[Stored dataset items]
——

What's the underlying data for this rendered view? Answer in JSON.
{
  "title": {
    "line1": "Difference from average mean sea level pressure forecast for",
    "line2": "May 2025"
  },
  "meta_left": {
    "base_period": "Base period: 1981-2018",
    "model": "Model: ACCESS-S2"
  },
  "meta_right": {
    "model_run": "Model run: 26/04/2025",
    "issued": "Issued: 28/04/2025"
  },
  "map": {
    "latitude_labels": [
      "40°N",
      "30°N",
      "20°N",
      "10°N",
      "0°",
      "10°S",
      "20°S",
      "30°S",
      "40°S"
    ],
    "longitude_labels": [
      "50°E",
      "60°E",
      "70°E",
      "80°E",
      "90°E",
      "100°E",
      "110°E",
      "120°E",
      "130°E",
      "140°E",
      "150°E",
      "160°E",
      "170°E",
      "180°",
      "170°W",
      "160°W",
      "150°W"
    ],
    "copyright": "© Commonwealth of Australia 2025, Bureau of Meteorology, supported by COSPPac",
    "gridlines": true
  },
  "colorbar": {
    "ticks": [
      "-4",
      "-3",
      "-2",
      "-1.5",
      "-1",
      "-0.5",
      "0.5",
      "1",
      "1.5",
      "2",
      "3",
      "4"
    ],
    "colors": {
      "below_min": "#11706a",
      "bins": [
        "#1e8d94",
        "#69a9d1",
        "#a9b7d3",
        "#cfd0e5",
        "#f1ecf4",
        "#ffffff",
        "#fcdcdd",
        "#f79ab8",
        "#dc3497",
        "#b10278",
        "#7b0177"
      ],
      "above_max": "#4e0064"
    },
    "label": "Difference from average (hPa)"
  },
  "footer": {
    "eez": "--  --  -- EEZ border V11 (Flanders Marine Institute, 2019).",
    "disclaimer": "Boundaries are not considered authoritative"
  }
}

——

> Task description
Extract every record and return it verbatim.

> Response
What's the underlying data for this rendered view? Answer in JSON.
{
  "title": {
    "line1": "Difference from average mean sea level pressure forecast for",
    "line2": "May 2025"
  },
  "meta_left": {
    "base_period": "Base period: 1981-2018",
    "model": "Model: ACCESS-S2"
  },
  "meta_right": {
    "model_run": "Model run: 26/04/2025",
    "issued": "Issued: 28/04/2025"
  },
  "map": {
    "latitude_labels": [
      "40°N",
      "30°N",
      "20°N",
      "10°N",
      "0°",
      "10°S",
      "20°S",
      "30°S",
      "40°S"
    ],
    "longitude_labels": [
      "50°E",
      "60°E",
      "70°E",
      "80°E",
      "90°E",
      "100°E",
      "110°E",
      "120°E",
      "130°E",
      "140°E",
      "150°E",
      "160°E",
      "170°E",
      "180°",
      "170°W",
      "160°W",
      "150°W"
    ],
    "copyright": "© Commonwealth of Australia 2025, Bureau of Meteorology, supported by COSPPac",
    "gridlines": true
  },
  "colorbar": {
    "ticks": [
      "-4",
      "-3",
      "-2",
      "-1.5",
      "-1",
      "-0.5",
      "0.5",
      "1",
      "1.5",
      "2",
      "3",
      "4"
    ],
    "colors": {
      "below_min": "#11706a",
      "bins": [
        "#1e8d94",
        "#69a9d1",
        "#a9b7d3",
        "#cfd0e5",
        "#f1ecf4",
        "#ffffff",
        "#fcdcdd",
        "#f79ab8",
        "#dc3497",
        "#b10278",
        "#7b0177"
      ],
      "above_max": "#4e0064"
    },
    "label": "Difference from average (hPa)"
  },
  "footer": {
    "eez": "--  --  -- EEZ border V11 (Flanders Marine Institute, 2019).",
    "disclaimer": "Boundaries are not considered authoritative"
  }
}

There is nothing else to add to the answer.